● RECORD EXTRACTS
%%

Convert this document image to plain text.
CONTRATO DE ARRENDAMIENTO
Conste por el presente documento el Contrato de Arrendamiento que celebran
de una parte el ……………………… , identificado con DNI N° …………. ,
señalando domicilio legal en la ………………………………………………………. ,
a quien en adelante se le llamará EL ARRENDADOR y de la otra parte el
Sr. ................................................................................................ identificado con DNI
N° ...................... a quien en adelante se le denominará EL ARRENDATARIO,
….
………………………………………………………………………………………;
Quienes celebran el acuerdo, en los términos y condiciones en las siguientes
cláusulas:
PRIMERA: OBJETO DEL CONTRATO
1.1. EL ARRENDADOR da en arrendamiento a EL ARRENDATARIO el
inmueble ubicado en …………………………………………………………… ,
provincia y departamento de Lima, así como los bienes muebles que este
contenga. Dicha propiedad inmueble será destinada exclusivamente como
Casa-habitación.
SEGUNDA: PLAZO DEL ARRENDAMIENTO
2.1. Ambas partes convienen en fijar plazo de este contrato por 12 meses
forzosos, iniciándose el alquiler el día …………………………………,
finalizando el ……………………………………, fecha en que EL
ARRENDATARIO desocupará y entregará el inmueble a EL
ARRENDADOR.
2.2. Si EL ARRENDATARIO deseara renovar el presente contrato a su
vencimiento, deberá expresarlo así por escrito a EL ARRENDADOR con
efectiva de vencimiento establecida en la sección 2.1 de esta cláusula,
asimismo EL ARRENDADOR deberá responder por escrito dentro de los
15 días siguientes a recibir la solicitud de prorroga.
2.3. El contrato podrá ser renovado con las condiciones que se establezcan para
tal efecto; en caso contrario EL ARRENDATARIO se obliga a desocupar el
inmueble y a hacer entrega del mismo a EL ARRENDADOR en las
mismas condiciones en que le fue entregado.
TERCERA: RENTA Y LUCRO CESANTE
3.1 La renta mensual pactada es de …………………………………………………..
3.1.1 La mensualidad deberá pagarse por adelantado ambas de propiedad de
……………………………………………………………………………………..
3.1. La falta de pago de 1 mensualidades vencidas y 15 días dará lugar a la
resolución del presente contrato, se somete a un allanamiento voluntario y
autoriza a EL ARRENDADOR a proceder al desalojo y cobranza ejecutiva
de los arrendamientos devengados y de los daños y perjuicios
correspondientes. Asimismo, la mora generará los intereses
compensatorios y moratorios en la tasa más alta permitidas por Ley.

%%

● TASK DETAILS
Return all the data above once more, precisely as given.

● TASK OUTPUT
Convert this document image to plain text.
CONTRATO DE ARRENDAMIENTO
Conste por el presente documento el Contrato de Arrendamiento que celebran
de una parte el ……………………… , identificado con DNI N° …………. ,
señalando domicilio legal en la ………………………………………………………. ,
a quien en adelante se le llamará EL ARRENDADOR y de la otra parte el
Sr. ................................................................................................ identificado con DNI
N° ...................... a quien en adelante se le denominará EL ARRENDATARIO,
….
………………………………………………………………………………………;
Quienes celebran el acuerdo, en los términos y condiciones en las siguientes
cláusulas:
PRIMERA: OBJETO DEL CONTRATO
1.1. EL ARRENDADOR da en arrendamiento a EL ARRENDATARIO el
inmueble ubicado en …………………………………………………………… ,
provincia y departamento de Lima, así como los bienes muebles que este
contenga. Dicha propiedad inmueble será destinada exclusivamente como
Casa-habitación.
SEGUNDA: PLAZO DEL ARRENDAMIENTO
2.1. Ambas partes convienen en fijar plazo de este contrato por 12 meses
forzosos, iniciándose el alquiler el día …………………………………,
finalizando el ……………………………………, fecha en que EL
ARRENDATARIO desocupará y entregará el inmueble a EL
ARRENDADOR.
2.2. Si EL ARRENDATARIO deseara renovar el presente contrato a su
vencimiento, deberá expresarlo así por escrito a EL ARRENDADOR con
efectiva de vencimiento establecida en la sección 2.1 de esta cláusula,
asimismo EL ARRENDADOR deberá responder por escrito dentro de los
15 días siguientes a recibir la solicitud de prorroga.
2.3. El contrato podrá ser renovado con las condiciones que se establezcan para
tal efecto; en caso contrario EL ARRENDATARIO se obliga a desocupar el
inmueble y a hacer entrega del mismo a EL ARRENDADOR en las
mismas condiciones en que le fue entregado.
TERCERA: RENTA Y LUCRO CESANTE
3.1 La renta mensual pactada es de …………………………………………………..
3.1.1 La mensualidad deberá pagarse por adelantado ambas de propiedad de
……………………………………………………………………………………..
3.1. La falta de pago de 1 mensualidades vencidas y 15 días dará lugar a la
resolución del presente contrato, se somete a un allanamiento voluntario y
autoriza a EL ARRENDADOR a proceder al desalojo y cobranza ejecutiva
de los arrendamientos devengados y de los daños y perjuicios
correspondientes. Asimismo, la mora generará los intereses
compensatorios y moratorios en la tasa más alta permitidas por Ley.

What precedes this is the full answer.